* [Aim]
Extract the lines that hold the string "structured".

Entries from a dataset:
====

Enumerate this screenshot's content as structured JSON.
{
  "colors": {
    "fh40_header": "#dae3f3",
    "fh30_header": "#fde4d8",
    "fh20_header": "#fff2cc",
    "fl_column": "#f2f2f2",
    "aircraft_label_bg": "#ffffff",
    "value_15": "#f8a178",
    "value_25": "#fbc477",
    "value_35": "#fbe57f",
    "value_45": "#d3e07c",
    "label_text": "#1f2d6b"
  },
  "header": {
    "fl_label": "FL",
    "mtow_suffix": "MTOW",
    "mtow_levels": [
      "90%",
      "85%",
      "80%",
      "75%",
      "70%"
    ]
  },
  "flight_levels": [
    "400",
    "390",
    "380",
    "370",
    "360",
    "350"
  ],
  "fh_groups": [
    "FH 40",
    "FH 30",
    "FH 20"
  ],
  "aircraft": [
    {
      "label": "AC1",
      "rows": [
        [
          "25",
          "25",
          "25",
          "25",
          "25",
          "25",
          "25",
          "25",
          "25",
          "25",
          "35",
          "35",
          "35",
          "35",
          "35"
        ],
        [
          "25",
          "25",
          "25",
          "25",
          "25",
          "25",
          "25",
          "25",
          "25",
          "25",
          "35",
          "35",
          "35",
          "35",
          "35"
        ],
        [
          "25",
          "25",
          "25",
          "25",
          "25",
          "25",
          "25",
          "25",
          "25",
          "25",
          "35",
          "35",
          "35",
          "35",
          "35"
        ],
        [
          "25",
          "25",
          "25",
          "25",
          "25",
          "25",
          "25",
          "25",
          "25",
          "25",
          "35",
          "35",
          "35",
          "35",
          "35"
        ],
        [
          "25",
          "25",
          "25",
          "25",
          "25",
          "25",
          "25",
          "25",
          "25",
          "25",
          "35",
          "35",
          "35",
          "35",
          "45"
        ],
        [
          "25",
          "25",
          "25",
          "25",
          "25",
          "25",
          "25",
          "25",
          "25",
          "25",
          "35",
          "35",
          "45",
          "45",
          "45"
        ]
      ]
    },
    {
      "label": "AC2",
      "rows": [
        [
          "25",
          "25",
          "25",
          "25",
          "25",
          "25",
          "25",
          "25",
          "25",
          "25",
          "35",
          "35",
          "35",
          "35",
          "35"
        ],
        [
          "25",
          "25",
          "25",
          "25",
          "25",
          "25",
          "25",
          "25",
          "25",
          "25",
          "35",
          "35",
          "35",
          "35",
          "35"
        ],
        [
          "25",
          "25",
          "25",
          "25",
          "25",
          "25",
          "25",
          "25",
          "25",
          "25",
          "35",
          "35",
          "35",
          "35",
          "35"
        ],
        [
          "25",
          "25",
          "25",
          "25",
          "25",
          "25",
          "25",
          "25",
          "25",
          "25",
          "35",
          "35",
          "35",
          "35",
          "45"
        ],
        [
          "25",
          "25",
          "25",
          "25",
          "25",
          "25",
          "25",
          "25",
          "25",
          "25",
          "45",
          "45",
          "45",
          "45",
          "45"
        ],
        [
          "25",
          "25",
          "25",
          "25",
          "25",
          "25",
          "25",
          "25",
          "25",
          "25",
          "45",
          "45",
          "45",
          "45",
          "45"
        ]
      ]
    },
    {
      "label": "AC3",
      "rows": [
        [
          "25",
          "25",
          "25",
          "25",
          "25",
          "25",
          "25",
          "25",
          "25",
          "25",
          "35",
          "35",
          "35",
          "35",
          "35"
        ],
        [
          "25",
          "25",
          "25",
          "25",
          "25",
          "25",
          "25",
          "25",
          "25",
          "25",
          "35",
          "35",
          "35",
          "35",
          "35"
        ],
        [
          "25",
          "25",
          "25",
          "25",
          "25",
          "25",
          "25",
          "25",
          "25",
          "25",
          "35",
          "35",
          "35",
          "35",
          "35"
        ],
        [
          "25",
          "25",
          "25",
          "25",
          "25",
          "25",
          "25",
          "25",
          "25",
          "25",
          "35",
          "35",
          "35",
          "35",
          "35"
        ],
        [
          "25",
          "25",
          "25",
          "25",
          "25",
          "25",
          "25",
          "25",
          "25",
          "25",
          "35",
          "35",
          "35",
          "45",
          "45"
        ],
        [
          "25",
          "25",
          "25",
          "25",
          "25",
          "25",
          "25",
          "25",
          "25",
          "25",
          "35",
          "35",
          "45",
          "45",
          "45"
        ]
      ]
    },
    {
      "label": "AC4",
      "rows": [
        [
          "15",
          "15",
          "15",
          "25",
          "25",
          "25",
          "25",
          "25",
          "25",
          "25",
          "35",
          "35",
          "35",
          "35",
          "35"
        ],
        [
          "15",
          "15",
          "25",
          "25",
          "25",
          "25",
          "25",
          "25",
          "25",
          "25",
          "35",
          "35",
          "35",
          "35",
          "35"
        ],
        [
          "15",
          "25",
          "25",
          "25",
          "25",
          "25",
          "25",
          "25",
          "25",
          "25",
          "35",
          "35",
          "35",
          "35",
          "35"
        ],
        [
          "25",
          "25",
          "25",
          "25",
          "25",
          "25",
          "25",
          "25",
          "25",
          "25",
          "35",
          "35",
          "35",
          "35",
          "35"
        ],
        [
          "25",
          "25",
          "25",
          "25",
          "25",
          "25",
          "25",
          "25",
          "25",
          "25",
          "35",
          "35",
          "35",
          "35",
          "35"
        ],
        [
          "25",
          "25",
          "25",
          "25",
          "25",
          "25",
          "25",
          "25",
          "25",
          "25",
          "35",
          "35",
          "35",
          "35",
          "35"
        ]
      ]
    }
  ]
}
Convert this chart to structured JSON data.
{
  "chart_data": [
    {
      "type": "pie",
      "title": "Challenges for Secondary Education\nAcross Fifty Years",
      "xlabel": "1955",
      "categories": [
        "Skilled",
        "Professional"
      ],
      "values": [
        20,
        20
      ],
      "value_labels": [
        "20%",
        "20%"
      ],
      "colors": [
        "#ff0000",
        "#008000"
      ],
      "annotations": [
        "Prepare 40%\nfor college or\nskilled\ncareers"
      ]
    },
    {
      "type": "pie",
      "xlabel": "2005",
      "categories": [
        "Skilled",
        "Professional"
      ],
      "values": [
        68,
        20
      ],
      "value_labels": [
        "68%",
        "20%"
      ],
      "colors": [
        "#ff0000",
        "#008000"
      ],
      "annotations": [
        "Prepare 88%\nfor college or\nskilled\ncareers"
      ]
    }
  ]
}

====

* [Problem solution]
Enumerate this screenshot's content as structured JSON.
Convert this chart to structured JSON data.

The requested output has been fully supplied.